*DIRECTIONS FOR THIS TASK*
Write out every line below that includes the word "ВЛАСТЬ".

Saved entries
·····
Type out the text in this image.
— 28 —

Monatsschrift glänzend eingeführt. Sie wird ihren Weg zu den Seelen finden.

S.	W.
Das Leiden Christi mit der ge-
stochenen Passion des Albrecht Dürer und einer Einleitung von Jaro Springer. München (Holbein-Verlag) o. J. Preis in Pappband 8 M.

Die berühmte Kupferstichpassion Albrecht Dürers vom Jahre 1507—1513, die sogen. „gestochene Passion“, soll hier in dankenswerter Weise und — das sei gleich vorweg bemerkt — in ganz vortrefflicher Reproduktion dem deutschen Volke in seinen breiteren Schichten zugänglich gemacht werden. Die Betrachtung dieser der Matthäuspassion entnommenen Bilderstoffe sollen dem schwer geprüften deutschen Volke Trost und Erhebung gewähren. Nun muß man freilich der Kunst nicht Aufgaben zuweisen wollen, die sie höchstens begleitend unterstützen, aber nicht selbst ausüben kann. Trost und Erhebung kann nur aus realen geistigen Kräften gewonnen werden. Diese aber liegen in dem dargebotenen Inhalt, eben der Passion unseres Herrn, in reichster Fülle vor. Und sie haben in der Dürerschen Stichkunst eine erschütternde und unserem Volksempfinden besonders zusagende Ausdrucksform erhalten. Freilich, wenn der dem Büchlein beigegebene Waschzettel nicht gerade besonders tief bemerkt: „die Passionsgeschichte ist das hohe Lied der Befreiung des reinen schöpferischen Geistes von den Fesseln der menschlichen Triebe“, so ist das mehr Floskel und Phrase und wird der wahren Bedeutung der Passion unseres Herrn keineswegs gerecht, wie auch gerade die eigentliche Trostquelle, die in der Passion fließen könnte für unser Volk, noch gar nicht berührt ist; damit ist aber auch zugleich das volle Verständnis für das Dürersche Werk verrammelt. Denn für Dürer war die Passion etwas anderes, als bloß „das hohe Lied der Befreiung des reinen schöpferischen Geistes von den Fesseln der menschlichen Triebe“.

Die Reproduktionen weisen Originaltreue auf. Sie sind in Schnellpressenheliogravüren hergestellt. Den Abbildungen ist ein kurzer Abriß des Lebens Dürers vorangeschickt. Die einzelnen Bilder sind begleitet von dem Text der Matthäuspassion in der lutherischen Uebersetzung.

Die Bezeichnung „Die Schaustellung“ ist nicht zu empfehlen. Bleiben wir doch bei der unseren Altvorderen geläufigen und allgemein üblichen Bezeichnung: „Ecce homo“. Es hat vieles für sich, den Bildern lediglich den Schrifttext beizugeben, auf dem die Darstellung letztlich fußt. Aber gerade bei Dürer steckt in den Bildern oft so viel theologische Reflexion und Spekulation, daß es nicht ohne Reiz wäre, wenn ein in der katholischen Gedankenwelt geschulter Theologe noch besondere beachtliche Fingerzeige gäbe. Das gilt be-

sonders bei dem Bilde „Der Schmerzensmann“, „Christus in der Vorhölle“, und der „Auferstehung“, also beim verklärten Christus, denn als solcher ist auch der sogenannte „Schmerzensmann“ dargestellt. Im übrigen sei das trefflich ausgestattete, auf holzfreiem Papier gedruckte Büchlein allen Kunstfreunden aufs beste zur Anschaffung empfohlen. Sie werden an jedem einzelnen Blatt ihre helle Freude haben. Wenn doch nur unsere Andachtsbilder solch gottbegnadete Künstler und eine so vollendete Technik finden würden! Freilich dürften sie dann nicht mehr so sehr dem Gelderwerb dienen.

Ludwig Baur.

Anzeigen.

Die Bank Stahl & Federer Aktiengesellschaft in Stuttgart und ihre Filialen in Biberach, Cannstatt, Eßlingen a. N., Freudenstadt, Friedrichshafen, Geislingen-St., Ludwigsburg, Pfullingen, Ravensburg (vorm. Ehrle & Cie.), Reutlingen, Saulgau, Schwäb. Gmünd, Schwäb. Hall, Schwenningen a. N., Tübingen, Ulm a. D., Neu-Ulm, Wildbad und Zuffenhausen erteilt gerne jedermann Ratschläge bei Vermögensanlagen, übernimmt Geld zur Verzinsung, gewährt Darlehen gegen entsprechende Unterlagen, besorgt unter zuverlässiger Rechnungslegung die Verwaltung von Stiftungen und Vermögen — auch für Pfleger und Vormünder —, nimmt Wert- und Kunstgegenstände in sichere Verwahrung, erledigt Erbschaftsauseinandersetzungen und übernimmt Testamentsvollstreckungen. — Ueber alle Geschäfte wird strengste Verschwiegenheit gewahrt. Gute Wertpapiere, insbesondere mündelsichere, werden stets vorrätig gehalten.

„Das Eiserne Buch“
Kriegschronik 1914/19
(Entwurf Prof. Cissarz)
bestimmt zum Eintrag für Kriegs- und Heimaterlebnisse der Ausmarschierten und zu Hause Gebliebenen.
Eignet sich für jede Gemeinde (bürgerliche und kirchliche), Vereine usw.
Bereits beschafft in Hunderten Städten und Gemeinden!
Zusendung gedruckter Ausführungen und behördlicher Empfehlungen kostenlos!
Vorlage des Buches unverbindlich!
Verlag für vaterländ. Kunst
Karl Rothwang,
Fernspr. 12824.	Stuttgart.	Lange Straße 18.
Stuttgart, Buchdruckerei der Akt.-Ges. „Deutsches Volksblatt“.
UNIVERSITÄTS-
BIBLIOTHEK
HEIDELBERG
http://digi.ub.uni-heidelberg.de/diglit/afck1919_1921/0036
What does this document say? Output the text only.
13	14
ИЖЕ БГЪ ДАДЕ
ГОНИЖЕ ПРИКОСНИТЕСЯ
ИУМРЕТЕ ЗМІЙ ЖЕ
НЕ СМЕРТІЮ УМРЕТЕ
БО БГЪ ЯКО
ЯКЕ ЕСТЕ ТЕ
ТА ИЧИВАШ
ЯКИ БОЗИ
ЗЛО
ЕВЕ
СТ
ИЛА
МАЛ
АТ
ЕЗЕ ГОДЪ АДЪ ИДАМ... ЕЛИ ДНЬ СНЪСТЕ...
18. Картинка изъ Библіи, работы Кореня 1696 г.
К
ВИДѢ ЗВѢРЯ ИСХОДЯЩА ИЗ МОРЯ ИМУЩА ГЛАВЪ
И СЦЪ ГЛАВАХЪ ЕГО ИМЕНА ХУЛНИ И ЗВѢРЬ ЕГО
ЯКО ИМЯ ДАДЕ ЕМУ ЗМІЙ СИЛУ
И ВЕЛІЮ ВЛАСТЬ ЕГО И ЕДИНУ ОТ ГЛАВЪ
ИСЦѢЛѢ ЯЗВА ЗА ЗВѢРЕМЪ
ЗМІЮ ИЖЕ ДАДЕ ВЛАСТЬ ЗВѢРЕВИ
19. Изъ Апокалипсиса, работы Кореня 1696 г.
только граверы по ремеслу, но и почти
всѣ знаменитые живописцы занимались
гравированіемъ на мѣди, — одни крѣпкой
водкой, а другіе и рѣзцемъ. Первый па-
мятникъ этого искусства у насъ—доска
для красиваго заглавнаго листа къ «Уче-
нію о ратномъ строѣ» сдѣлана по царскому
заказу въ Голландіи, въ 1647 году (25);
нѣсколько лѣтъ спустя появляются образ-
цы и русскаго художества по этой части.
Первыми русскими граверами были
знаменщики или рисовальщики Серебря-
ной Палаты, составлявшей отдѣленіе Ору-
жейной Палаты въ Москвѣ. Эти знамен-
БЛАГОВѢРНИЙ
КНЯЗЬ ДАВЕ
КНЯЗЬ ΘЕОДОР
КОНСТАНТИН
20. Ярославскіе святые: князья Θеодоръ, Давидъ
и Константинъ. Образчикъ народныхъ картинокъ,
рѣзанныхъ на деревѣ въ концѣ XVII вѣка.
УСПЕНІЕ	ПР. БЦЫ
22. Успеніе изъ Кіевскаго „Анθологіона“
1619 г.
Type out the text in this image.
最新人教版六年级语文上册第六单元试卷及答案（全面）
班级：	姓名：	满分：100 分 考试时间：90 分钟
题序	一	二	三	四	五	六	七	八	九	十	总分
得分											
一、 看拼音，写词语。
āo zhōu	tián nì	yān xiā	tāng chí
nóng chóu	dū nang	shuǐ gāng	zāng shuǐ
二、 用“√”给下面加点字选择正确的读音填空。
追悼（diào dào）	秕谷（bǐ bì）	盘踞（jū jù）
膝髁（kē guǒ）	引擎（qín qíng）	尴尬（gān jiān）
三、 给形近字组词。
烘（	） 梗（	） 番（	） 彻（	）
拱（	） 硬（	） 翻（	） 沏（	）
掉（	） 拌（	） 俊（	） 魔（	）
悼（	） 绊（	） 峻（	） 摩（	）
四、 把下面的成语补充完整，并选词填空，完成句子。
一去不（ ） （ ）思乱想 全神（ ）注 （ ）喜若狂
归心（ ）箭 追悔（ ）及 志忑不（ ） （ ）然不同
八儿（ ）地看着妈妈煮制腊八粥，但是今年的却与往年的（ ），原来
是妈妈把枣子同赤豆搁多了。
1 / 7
·····
*RESULT OF THE EXERCISE*
И ВЕЛІЮ ВЛАСТЬ ЕГО И ЕДИНУ ОТ ГЛАВЪ
ЗМІЮ ИЖЕ ДАДЕ ВЛАСТЬ ЗВѢРЕВИ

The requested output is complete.